> _Objective_: Pull every line containing "cinesi" out of the material below.

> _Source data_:
** BEGIN **

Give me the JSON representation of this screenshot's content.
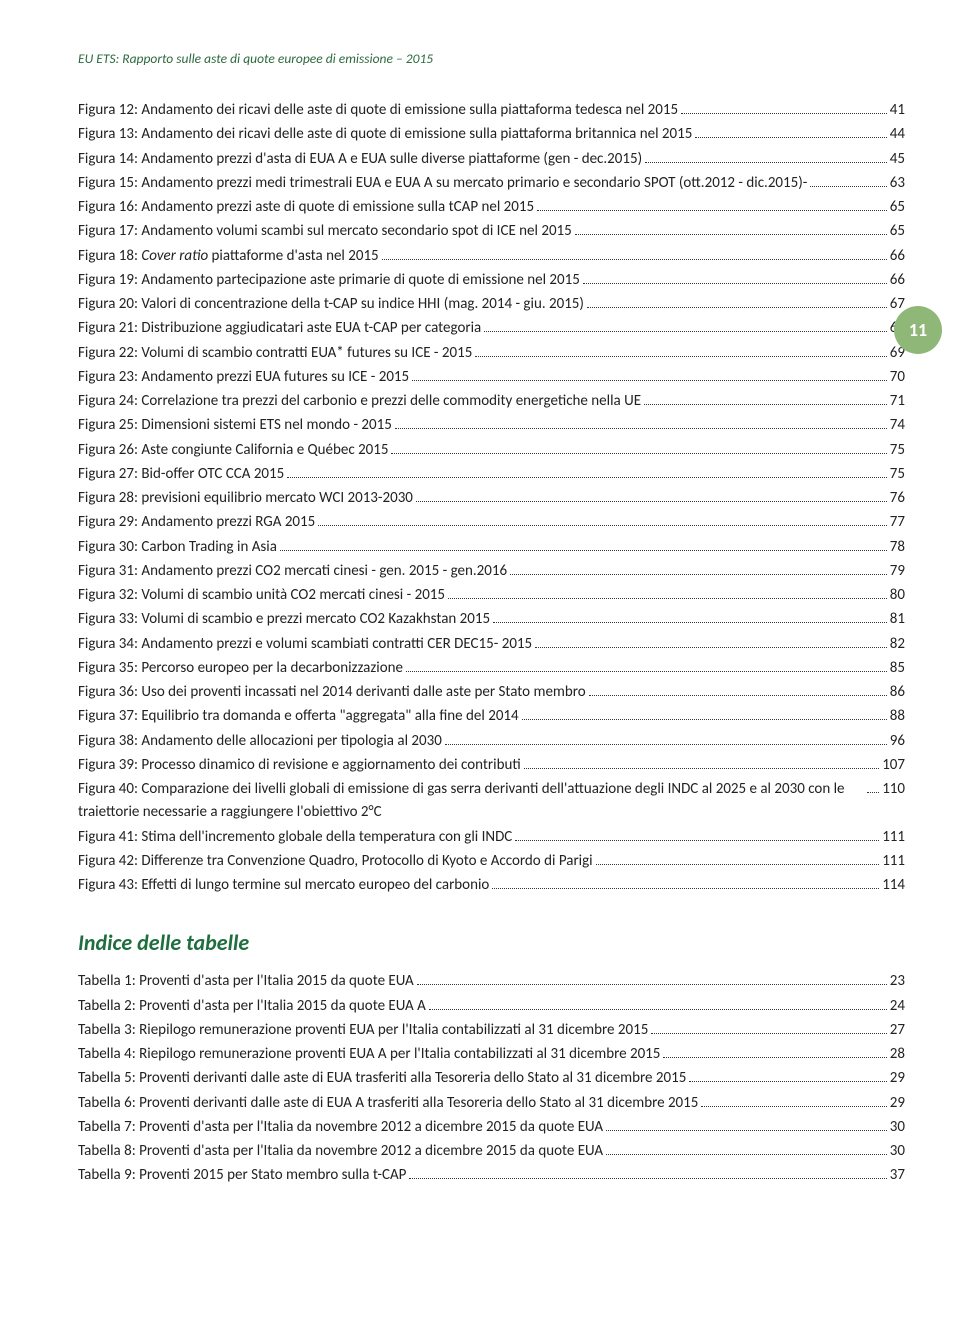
{
  "header": "EU ETS: Rapporto sulle aste di quote europee di emissione – 2015",
  "badge": "11",
  "section2": "Indice delle tabelle",
  "figs": [
    {
      "t": "Figura 12: Andamento dei ricavi delle aste di quote di emissione sulla piattaforma tedesca nel 2015",
      "p": "41"
    },
    {
      "t": "Figura 13: Andamento dei ricavi delle aste di quote di emissione sulla piattaforma britannica nel 2015",
      "p": "44"
    },
    {
      "t": "Figura 14: Andamento prezzi d'asta di EUA A e EUA sulle diverse piattaforme (gen - dec.2015)",
      "p": "45"
    },
    {
      "t": "Figura 15: Andamento prezzi medi trimestrali EUA e EUA A su mercato primario e secondario SPOT (ott.2012 - dic.2015)-",
      "p": "63"
    },
    {
      "t": "Figura 16: Andamento prezzi aste di quote di emissione sulla tCAP nel 2015",
      "p": "65"
    },
    {
      "t": "Figura 17: Andamento volumi scambi sul mercato secondario spot di ICE nel 2015",
      "p": "65"
    },
    {
      "t": "Figura 18: Cover ratio piattaforme d'asta nel 2015",
      "p": "66",
      "i": true
    },
    {
      "t": "Figura 19: Andamento partecipazione aste primarie di quote di emissione nel 2015",
      "p": "66"
    },
    {
      "t": "Figura 20: Valori di concentrazione della t-CAP su indice HHI (mag. 2014 - giu. 2015)",
      "p": "67"
    },
    {
      "t": "Figura 21: Distribuzione aggiudicatari aste EUA t-CAP per categoria",
      "p": "68"
    },
    {
      "t": "Figura 22: Volumi di scambio contratti EUA* futures su ICE - 2015",
      "p": "69"
    },
    {
      "t": "Figura 23: Andamento prezzi EUA futures su ICE - 2015",
      "p": "70"
    },
    {
      "t": "Figura 24: Correlazione tra prezzi del carbonio e prezzi delle commodity energetiche nella UE",
      "p": "71"
    },
    {
      "t": "Figura 25: Dimensioni sistemi ETS nel mondo - 2015",
      "p": "74"
    },
    {
      "t": "Figura 26: Aste congiunte California e Québec 2015",
      "p": "75"
    },
    {
      "t": "Figura 27: Bid-offer OTC CCA 2015",
      "p": "75"
    },
    {
      "t": "Figura 28: previsioni equilibrio mercato WCI 2013-2030",
      "p": "76"
    },
    {
      "t": "Figura 29: Andamento prezzi RGA 2015",
      "p": "77"
    },
    {
      "t": "Figura 30: Carbon Trading in Asia",
      "p": "78"
    },
    {
      "t": "Figura 31: Andamento prezzi CO2 mercati cinesi - gen. 2015 - gen.2016",
      "p": "79"
    },
    {
      "t": "Figura 32: Volumi di scambio unità CO2 mercati cinesi - 2015",
      "p": "80"
    },
    {
      "t": "Figura 33: Volumi di scambio e prezzi mercato CO2 Kazakhstan 2015",
      "p": "81"
    },
    {
      "t": "Figura 34: Andamento prezzi e volumi scambiati contratti CER DEC15- 2015",
      "p": "82"
    },
    {
      "t": "Figura 35: Percorso europeo per la decarbonizzazione",
      "p": "85"
    },
    {
      "t": "Figura 36: Uso dei proventi incassati nel 2014 derivanti dalle aste per Stato membro",
      "p": "86"
    },
    {
      "t": "Figura 37: Equilibrio tra domanda e offerta \"aggregata\" alla fine del 2014",
      "p": "88"
    },
    {
      "t": "Figura 38: Andamento delle allocazioni per tipologia al 2030",
      "p": "96"
    },
    {
      "t": "Figura 39: Processo dinamico di revisione e aggiornamento dei contributi",
      "p": "107"
    },
    {
      "t": "Figura 40: Comparazione dei livelli globali di emissione di gas serra derivanti dell'attuazione degli INDC al 2025 e al 2030 con le traiettorie necessarie a raggiungere l'obiettivo 2°C",
      "p": "110"
    },
    {
      "t": "Figura 41: Stima dell'incremento globale della temperatura con gli INDC",
      "p": "111"
    },
    {
      "t": "Figura 42: Differenze tra Convenzione Quadro, Protocollo di Kyoto e Accordo di Parigi",
      "p": "111"
    },
    {
      "t": "Figura 43: Effetti di lungo termine sul mercato europeo del carbonio",
      "p": "114"
    }
  ],
  "tabs": [
    {
      "t": "Tabella 1: Proventi d'asta per l'Italia 2015 da quote EUA",
      "p": "23"
    },
    {
      "t": "Tabella 2: Proventi d'asta per l'Italia 2015 da quote EUA A",
      "p": "24"
    },
    {
      "t": "Tabella 3: Riepilogo remunerazione proventi EUA per l'Italia contabilizzati al 31 dicembre 2015",
      "p": "27"
    },
    {
      "t": "Tabella 4: Riepilogo remunerazione proventi EUA A per l'Italia contabilizzati al 31 dicembre 2015",
      "p": "28"
    },
    {
      "t": "Tabella 5: Proventi derivanti dalle aste di EUA trasferiti alla Tesoreria dello Stato al 31 dicembre 2015",
      "p": "29"
    },
    {
      "t": "Tabella 6: Proventi derivanti dalle aste di EUA A trasferiti alla Tesoreria dello Stato al 31 dicembre 2015",
      "p": "29"
    },
    {
      "t": "Tabella 7: Proventi d'asta per l'Italia da novembre 2012 a dicembre 2015 da quote EUA",
      "p": "30"
    },
    {
      "t": "Tabella 8: Proventi d'asta per l'Italia da novembre 2012 a dicembre 2015 da quote EUA",
      "p": "30"
    },
    {
      "t": "Tabella 9: Proventi 2015 per Stato membro sulla t-CAP",
      "p": "37"
    }
  ]
}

** END **

> _Expected answer_:
      "t": "Figura 31: Andamento prezzi CO2 mercati cinesi - gen. 2015 - gen.2016",
      "t": "Figura 32: Volumi di scambio unità CO2 mercati cinesi - 2015",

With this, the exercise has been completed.